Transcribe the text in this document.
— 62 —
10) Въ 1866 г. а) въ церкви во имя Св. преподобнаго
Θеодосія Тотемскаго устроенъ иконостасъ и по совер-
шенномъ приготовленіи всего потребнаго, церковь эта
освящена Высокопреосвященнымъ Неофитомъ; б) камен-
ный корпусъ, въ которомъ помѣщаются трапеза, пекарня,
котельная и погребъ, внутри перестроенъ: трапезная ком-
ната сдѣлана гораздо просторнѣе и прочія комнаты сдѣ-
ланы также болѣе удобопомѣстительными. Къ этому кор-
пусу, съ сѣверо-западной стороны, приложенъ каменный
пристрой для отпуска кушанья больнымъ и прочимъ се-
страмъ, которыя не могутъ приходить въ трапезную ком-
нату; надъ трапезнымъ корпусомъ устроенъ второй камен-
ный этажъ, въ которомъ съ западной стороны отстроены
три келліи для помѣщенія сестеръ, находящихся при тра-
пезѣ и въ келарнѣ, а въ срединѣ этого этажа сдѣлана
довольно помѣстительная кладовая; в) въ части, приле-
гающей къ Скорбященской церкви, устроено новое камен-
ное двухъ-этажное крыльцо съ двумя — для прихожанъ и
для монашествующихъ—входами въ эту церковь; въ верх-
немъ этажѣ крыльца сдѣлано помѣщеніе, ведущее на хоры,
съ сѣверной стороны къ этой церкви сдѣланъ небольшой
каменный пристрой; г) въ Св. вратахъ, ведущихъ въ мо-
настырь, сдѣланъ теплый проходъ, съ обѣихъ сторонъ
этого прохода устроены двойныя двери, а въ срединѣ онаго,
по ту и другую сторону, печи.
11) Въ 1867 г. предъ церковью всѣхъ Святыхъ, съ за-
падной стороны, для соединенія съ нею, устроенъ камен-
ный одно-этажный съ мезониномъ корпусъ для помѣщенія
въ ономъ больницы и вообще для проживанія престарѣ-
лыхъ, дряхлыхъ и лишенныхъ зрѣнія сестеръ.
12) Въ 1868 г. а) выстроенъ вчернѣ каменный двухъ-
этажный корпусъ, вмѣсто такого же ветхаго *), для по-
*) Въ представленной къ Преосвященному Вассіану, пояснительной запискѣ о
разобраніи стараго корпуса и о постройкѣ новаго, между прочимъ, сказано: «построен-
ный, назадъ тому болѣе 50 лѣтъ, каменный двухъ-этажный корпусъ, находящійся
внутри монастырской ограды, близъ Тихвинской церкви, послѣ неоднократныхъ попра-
--
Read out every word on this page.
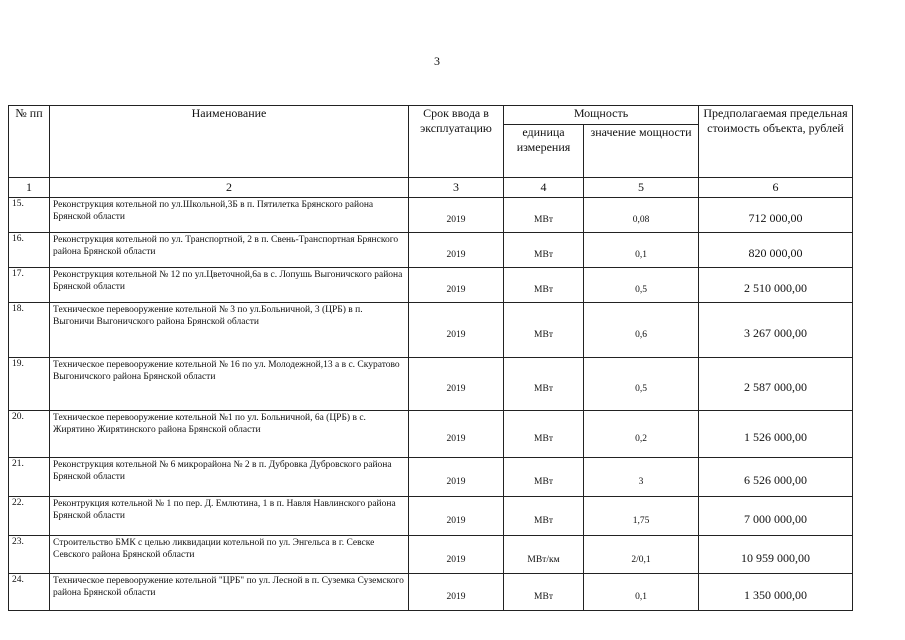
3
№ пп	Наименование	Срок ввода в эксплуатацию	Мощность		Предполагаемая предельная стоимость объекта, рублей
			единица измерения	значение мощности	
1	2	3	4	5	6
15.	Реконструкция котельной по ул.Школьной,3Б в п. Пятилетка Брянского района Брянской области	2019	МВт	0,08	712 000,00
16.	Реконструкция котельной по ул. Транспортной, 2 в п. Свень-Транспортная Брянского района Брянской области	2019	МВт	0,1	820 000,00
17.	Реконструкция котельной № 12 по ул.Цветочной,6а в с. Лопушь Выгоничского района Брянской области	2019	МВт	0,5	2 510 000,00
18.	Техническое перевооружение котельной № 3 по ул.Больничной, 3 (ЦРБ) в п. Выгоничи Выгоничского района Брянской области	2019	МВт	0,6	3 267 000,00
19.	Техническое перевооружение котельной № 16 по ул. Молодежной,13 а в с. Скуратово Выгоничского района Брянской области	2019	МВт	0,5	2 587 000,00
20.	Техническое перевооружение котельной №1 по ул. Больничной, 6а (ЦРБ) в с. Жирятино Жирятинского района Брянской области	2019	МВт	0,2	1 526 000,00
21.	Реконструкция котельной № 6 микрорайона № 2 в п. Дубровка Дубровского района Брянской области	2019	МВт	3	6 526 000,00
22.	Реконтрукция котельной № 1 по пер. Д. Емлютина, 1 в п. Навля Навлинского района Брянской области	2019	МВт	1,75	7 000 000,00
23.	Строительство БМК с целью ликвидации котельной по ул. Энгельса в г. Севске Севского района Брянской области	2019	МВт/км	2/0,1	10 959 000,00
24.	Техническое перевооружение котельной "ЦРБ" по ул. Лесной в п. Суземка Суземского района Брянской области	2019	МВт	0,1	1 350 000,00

▸ What you are asked to do
Gather up every line from the listing above in which the word "перевооружение" occurs.

▸ Solution for this problem
18.	Техническое перевооружение котельной № 3 по ул.Больничной, 3 (ЦРБ) в п. Выгоничи Выгоничского района Брянской области	2019	МВт	0,6	3 267 000,00
19.	Техническое перевооружение котельной № 16 по ул. Молодежной,13 а в с. Скуратово Выгоничского района Брянской области	2019	МВт	0,5	2 587 000,00
20.	Техническое перевооружение котельной №1 по ул. Больничной, 6а (ЦРБ) в с. Жирятино Жирятинского района Брянской области	2019	МВт	0,2	1 526 000,00
24.	Техническое перевооружение котельной "ЦРБ" по ул. Лесной в п. Суземка Суземского района Брянской области	2019	МВт	0,1	1 350 000,00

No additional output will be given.